Dataset excerpts:

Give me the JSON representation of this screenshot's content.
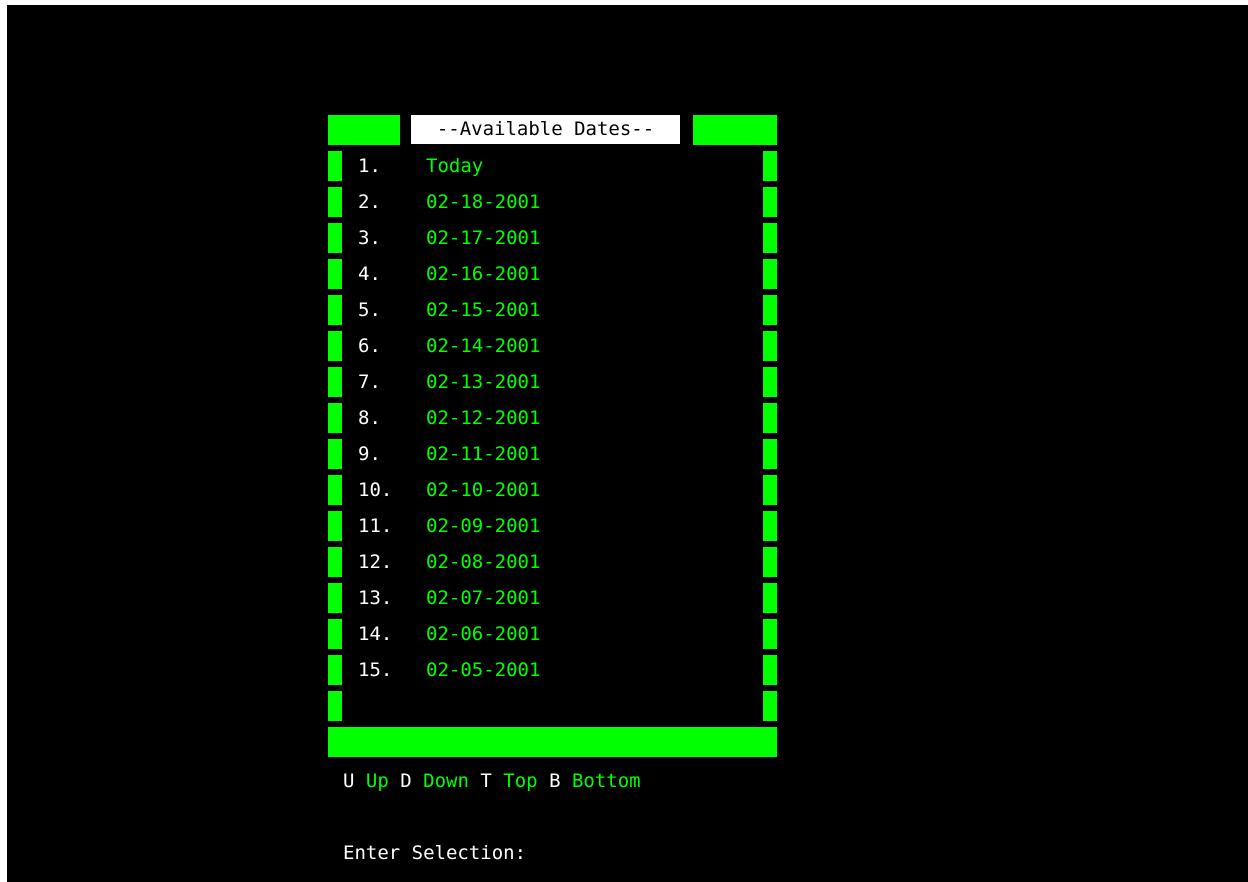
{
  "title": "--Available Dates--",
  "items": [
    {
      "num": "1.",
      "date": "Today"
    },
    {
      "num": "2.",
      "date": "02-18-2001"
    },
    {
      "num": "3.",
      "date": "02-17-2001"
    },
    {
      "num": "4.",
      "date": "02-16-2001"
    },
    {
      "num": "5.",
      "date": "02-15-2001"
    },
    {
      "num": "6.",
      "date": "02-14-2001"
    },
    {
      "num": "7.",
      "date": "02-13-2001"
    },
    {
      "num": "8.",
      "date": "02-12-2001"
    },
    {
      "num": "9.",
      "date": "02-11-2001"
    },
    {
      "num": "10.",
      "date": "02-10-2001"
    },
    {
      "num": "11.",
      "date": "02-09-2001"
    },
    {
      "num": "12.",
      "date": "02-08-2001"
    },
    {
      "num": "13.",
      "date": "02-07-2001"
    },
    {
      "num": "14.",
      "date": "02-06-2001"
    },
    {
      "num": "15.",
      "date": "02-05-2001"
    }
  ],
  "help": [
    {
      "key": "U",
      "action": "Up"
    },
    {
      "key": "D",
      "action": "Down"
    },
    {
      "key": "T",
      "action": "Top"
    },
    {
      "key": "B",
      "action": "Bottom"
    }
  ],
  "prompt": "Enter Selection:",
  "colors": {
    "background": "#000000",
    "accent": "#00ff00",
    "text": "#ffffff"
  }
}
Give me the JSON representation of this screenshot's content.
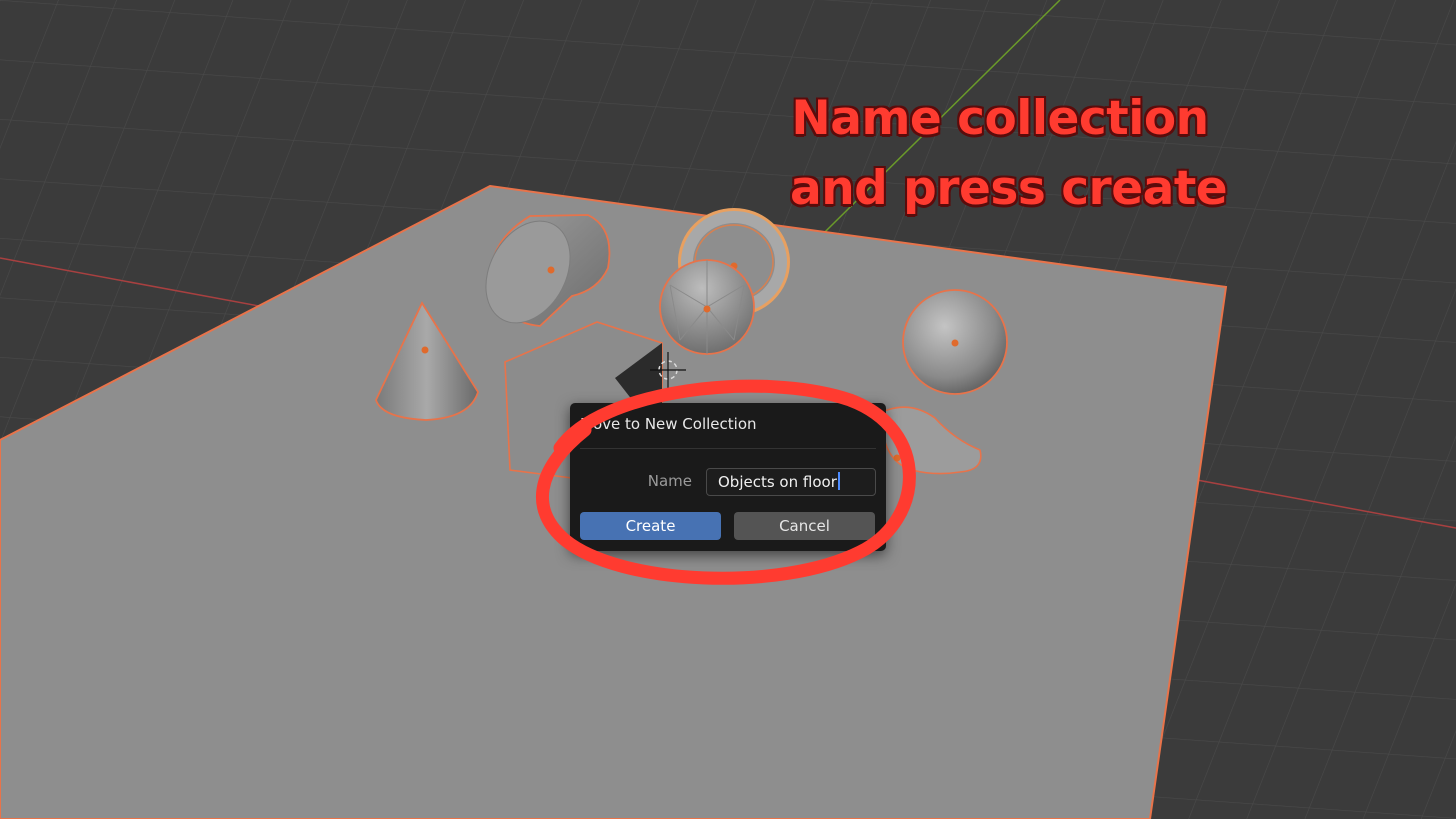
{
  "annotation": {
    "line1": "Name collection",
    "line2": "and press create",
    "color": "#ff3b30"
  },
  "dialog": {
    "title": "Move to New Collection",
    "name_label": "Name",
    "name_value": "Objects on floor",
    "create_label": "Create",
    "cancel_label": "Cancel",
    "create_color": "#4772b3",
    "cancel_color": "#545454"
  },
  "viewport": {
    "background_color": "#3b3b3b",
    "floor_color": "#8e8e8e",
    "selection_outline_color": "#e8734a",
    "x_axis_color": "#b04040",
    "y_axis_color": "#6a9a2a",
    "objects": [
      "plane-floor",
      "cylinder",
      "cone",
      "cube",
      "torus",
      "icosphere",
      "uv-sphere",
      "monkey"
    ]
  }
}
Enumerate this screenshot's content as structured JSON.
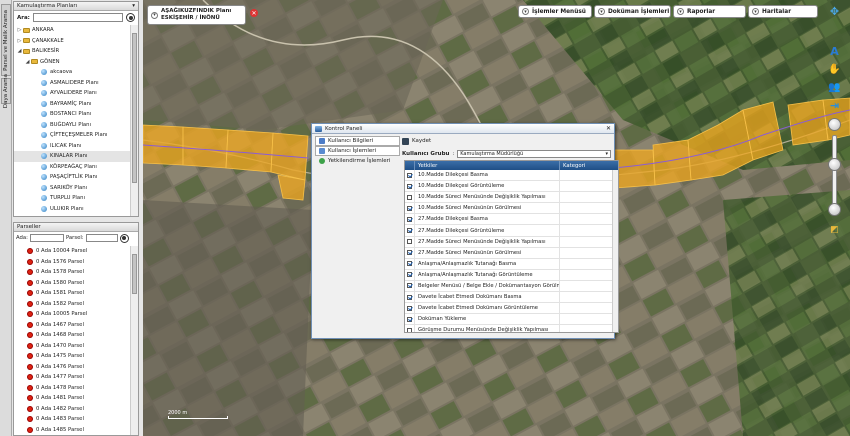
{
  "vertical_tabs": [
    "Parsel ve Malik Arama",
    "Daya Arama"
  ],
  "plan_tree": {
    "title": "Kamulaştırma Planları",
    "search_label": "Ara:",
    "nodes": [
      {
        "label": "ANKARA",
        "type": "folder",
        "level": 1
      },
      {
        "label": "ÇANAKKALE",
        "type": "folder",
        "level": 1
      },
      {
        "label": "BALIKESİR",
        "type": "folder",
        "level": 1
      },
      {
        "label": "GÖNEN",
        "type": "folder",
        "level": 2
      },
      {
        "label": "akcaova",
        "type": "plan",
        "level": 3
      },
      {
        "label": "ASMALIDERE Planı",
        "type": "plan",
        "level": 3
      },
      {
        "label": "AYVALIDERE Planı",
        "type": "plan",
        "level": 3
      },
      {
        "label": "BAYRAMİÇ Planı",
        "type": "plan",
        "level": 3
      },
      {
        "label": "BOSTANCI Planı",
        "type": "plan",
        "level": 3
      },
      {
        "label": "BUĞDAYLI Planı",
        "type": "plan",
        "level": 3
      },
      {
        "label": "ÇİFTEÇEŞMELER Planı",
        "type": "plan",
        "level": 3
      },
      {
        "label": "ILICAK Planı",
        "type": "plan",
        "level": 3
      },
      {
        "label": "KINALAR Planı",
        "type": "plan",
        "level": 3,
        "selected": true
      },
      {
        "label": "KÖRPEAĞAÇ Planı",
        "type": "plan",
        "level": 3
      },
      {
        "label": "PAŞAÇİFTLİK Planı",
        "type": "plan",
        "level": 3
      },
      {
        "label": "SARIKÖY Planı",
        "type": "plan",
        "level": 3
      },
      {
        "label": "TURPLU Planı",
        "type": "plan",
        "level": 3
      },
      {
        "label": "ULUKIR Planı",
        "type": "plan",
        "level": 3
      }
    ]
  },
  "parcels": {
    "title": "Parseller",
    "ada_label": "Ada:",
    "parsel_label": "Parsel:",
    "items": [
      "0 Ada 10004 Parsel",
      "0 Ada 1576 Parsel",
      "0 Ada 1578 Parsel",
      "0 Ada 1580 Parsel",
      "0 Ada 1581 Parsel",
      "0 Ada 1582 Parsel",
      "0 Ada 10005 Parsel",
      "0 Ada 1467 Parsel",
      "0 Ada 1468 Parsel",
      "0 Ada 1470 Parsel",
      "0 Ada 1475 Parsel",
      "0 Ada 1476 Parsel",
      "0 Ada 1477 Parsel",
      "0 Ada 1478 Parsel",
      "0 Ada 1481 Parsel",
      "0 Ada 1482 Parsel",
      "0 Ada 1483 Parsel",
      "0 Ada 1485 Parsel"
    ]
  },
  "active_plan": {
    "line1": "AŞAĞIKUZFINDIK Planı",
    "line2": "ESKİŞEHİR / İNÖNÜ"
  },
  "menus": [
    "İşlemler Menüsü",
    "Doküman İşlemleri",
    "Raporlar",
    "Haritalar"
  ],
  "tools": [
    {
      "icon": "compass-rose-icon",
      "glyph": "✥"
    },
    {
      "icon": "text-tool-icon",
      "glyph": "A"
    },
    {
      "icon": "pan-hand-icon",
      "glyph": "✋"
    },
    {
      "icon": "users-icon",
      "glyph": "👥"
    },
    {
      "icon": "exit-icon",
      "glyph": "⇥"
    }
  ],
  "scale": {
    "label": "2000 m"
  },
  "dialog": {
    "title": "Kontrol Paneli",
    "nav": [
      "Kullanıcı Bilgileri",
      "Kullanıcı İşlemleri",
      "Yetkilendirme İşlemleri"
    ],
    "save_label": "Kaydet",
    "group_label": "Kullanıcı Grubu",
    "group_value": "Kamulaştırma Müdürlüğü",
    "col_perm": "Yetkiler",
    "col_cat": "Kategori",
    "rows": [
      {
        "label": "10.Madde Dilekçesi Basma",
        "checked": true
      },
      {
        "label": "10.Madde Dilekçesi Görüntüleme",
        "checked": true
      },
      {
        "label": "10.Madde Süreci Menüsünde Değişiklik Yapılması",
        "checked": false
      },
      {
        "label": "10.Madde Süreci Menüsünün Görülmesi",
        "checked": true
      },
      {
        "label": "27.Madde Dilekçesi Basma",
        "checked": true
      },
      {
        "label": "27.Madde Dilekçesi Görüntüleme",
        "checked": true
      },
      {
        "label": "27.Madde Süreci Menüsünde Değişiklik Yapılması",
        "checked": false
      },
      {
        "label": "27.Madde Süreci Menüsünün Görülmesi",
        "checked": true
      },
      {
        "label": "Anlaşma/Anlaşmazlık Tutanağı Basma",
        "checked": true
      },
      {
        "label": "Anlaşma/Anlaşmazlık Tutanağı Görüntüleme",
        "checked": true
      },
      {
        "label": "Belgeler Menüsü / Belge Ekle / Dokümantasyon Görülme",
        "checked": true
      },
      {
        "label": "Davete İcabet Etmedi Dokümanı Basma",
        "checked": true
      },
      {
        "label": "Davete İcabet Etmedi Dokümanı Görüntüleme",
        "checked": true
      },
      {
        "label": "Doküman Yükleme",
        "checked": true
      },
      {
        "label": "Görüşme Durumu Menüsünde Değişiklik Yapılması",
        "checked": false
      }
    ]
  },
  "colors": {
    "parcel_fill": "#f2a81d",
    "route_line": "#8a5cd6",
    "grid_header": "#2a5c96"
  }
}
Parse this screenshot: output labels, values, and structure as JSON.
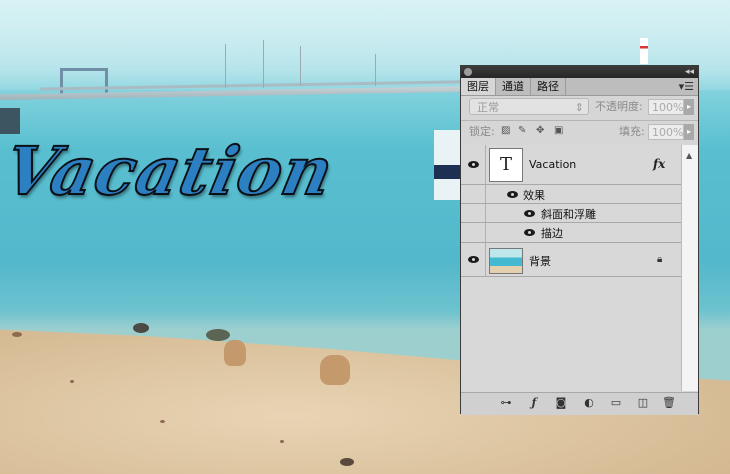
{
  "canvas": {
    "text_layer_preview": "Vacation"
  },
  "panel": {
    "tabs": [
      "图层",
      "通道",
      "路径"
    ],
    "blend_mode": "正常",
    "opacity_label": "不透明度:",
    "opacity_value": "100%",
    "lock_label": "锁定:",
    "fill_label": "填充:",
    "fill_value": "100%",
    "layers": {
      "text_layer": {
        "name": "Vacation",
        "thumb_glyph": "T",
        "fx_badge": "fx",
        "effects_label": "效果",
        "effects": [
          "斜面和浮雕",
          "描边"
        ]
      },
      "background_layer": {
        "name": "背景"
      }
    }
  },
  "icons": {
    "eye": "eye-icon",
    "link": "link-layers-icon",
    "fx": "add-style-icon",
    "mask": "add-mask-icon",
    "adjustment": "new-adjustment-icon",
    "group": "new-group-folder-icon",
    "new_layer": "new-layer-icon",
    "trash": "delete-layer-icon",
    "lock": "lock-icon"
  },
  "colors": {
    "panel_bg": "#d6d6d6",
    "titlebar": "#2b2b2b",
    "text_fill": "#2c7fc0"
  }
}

**Problem details**
Within the entries above, how many lines contain "Menüsünde"? Respond with the number only.

**Final result**
3